Input data START
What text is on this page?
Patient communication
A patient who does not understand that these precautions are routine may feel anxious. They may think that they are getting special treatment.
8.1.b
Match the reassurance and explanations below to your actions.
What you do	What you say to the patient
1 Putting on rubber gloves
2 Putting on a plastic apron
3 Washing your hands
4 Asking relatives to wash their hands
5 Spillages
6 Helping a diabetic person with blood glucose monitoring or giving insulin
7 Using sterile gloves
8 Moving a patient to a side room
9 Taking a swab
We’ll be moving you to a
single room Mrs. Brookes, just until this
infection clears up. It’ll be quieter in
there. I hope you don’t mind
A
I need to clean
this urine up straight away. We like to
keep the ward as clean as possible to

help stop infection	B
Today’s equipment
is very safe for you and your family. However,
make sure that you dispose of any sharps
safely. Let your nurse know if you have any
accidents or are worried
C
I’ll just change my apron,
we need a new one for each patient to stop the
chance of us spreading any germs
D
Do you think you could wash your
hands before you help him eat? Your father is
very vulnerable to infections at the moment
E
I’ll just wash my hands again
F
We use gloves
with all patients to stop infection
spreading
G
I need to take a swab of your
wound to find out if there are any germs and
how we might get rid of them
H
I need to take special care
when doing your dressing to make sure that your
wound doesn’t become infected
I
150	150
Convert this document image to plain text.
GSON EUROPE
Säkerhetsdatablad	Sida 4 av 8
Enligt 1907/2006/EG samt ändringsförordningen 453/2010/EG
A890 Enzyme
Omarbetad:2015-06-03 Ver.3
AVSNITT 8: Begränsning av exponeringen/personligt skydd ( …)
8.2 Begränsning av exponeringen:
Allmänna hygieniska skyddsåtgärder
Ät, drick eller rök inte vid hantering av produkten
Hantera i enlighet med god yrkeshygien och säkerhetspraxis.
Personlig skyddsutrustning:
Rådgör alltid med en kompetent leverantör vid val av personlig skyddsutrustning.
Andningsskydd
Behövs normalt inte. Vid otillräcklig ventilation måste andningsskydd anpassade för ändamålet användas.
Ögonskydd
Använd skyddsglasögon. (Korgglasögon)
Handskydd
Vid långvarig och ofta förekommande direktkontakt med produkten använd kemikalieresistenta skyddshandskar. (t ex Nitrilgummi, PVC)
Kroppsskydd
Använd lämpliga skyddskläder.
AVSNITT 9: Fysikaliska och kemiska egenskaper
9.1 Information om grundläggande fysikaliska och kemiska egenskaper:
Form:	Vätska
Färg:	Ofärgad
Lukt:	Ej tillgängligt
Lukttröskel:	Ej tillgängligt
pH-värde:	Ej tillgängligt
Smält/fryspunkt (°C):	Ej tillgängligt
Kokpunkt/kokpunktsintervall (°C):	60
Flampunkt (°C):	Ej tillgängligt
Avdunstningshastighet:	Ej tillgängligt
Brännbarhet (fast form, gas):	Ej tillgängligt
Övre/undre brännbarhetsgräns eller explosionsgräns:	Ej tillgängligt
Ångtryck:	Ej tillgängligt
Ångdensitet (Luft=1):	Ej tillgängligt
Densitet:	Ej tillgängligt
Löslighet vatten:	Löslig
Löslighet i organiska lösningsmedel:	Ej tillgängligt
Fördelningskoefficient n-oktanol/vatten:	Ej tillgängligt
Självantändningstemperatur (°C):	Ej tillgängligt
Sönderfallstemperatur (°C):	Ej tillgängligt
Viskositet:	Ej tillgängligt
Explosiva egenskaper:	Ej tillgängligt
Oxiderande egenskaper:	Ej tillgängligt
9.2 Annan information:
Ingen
Input data END
What the task asks
Every record must be repeated precisely and in full.

Result of the exercise
What text is on this page?
Patient communication
A patient who does not understand that these precautions are routine may feel anxious. They may think that they are getting special treatment.
8.1.b
Match the reassurance and explanations below to your actions.
What you do	What you say to the patient
1 Putting on rubber gloves
2 Putting on a plastic apron
3 Washing your hands
4 Asking relatives to wash their hands
5 Spillages
6 Helping a diabetic person with blood glucose monitoring or giving insulin
7 Using sterile gloves
8 Moving a patient to a side room
9 Taking a swab
We’ll be moving you to a
single room Mrs. Brookes, just until this
infection clears up. It’ll be quieter in
there. I hope you don’t mind
A
I need to clean
this urine up straight away. We like to
keep the ward as clean as possible to

help stop infection	B
Today’s equipment
is very safe for you and your family. However,
make sure that you dispose of any sharps
safely. Let your nurse know if you have any
accidents or are worried
C
I’ll just change my apron,
we need a new one for each patient to stop the
chance of us spreading any germs
D
Do you think you could wash your
hands before you help him eat? Your father is
very vulnerable to infections at the moment
E
I’ll just wash my hands again
F
We use gloves
with all patients to stop infection
spreading
G
I need to take a swab of your
wound to find out if there are any germs and
how we might get rid of them
H
I need to take special care
when doing your dressing to make sure that your
wound doesn’t become infected
I
150	150
Convert this document image to plain text.
GSON EUROPE
Säkerhetsdatablad	Sida 4 av 8
Enligt 1907/2006/EG samt ändringsförordningen 453/2010/EG
A890 Enzyme
Omarbetad:2015-06-03 Ver.3
AVSNITT 8: Begränsning av exponeringen/personligt skydd ( …)
8.2 Begränsning av exponeringen:
Allmänna hygieniska skyddsåtgärder
Ät, drick eller rök inte vid hantering av produkten
Hantera i enlighet med god yrkeshygien och säkerhetspraxis.
Personlig skyddsutrustning:
Rådgör alltid med en kompetent leverantör vid val av personlig skyddsutrustning.
Andningsskydd
Behövs normalt inte. Vid otillräcklig ventilation måste andningsskydd anpassade för ändamålet användas.
Ögonskydd
Använd skyddsglasögon. (Korgglasögon)
Handskydd
Vid långvarig och ofta förekommande direktkontakt med produkten använd kemikalieresistenta skyddshandskar. (t ex Nitrilgummi, PVC)
Kroppsskydd
Använd lämpliga skyddskläder.
AVSNITT 9: Fysikaliska och kemiska egenskaper
9.1 Information om grundläggande fysikaliska och kemiska egenskaper:
Form:	Vätska
Färg:	Ofärgad
Lukt:	Ej tillgängligt
Lukttröskel:	Ej tillgängligt
pH-värde:	Ej tillgängligt
Smält/fryspunkt (°C):	Ej tillgängligt
Kokpunkt/kokpunktsintervall (°C):	60
Flampunkt (°C):	Ej tillgängligt
Avdunstningshastighet:	Ej tillgängligt
Brännbarhet (fast form, gas):	Ej tillgängligt
Övre/undre brännbarhetsgräns eller explosionsgräns:	Ej tillgängligt
Ångtryck:	Ej tillgängligt
Ångdensitet (Luft=1):	Ej tillgängligt
Densitet:	Ej tillgängligt
Löslighet vatten:	Löslig
Löslighet i organiska lösningsmedel:	Ej tillgängligt
Fördelningskoefficient n-oktanol/vatten:	Ej tillgängligt
Självantändningstemperatur (°C):	Ej tillgängligt
Sönderfallstemperatur (°C):	Ej tillgängligt
Viskositet:	Ej tillgängligt
Explosiva egenskaper:	Ej tillgängligt
Oxiderande egenskaper:	Ej tillgängligt
9.2 Annan information:
Ingen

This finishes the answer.